- _Request_
Pull every line containing "https" from the entries.

[Stored data]
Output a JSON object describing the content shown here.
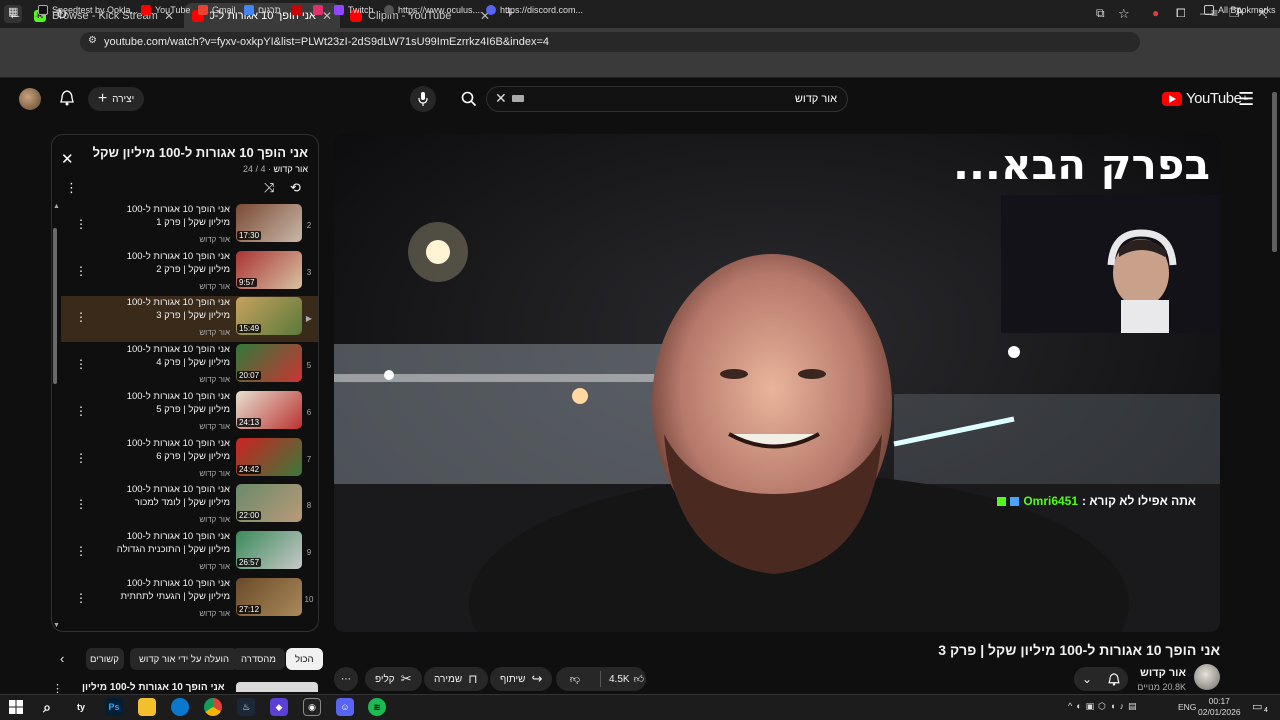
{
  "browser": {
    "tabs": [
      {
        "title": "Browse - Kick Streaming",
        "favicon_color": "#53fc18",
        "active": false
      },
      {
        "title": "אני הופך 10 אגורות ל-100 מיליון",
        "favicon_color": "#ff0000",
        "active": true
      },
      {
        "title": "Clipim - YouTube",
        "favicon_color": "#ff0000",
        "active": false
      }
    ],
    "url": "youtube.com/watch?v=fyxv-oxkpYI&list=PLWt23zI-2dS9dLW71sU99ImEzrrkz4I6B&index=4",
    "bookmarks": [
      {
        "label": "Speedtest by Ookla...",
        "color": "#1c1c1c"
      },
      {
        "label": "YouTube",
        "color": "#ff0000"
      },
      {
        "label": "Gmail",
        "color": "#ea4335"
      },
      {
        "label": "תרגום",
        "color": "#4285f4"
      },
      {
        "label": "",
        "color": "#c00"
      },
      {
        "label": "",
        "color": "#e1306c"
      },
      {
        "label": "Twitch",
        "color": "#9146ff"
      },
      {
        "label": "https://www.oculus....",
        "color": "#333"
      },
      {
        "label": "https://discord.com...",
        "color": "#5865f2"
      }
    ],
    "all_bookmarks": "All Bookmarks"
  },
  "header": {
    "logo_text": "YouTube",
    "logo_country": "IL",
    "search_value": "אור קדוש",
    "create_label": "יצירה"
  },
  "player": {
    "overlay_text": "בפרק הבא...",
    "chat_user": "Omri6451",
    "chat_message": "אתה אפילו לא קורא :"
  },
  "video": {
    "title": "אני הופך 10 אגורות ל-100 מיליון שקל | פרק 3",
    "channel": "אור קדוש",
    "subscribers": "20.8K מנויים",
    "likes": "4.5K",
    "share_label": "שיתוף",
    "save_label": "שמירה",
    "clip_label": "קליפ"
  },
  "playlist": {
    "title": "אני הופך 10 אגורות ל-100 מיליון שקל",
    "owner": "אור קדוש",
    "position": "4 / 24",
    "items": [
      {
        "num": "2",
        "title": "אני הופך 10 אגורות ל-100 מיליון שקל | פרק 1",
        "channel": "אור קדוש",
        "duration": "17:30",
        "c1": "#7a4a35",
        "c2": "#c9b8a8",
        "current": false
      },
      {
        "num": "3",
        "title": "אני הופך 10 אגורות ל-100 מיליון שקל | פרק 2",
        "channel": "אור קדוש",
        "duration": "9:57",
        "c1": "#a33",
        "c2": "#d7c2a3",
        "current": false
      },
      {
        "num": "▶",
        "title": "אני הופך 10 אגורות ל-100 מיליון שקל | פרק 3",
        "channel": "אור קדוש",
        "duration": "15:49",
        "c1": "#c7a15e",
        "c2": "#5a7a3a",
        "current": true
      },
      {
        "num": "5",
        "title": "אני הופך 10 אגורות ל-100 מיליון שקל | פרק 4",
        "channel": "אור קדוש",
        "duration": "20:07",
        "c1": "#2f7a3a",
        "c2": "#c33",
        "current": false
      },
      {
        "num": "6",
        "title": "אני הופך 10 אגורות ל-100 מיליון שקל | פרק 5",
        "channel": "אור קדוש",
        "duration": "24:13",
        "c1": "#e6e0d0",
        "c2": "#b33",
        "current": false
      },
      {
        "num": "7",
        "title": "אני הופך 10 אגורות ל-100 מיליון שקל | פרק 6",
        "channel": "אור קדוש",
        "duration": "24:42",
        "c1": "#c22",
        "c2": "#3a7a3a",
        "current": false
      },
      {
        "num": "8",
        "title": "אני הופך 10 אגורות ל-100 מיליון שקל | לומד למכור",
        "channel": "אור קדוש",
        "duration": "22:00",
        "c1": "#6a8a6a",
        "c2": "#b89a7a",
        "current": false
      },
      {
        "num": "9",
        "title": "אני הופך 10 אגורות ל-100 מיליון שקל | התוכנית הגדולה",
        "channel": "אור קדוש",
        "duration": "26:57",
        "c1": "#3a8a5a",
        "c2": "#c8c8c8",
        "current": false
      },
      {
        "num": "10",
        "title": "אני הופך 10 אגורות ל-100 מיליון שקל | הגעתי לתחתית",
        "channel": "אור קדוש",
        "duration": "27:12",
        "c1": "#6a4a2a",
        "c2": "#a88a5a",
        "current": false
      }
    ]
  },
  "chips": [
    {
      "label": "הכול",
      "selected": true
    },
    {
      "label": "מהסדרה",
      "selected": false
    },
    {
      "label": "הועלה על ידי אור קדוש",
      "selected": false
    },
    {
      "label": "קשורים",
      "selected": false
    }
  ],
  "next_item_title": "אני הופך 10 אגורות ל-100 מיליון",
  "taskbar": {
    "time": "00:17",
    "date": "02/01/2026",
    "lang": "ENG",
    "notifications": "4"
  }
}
==
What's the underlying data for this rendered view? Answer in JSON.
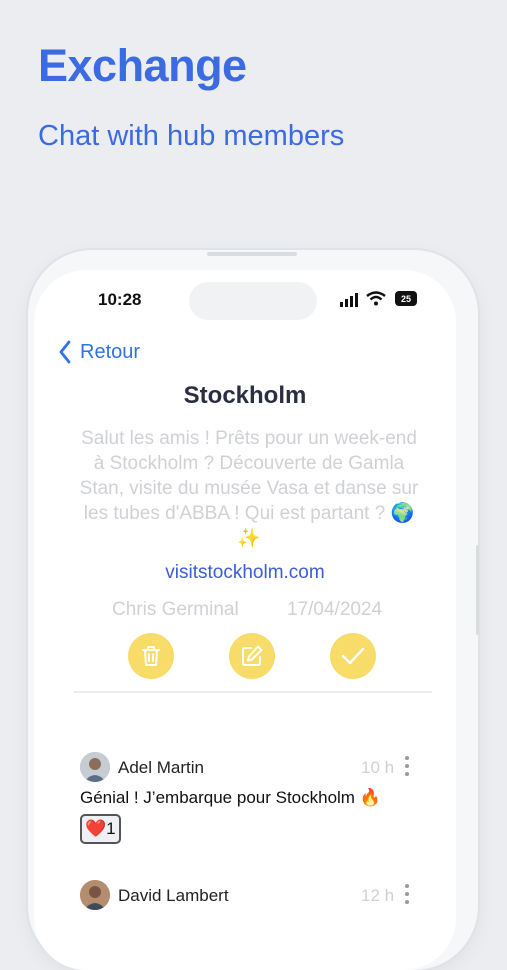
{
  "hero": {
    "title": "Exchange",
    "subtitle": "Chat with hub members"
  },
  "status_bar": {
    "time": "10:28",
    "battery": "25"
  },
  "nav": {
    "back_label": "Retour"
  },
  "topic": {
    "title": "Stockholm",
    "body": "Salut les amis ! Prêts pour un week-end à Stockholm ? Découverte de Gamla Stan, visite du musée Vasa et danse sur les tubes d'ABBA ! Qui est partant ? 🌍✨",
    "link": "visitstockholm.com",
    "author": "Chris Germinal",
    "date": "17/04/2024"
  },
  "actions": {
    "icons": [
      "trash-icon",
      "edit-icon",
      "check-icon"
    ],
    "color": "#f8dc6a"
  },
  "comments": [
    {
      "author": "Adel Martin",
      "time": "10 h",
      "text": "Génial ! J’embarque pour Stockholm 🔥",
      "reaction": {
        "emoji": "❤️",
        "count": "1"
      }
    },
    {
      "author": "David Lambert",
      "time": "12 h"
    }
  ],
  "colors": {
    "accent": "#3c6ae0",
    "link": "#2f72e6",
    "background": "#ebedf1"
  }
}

- _Final answer_
        "label": "https://www.oculus....",
        "label": "https://discord.com...",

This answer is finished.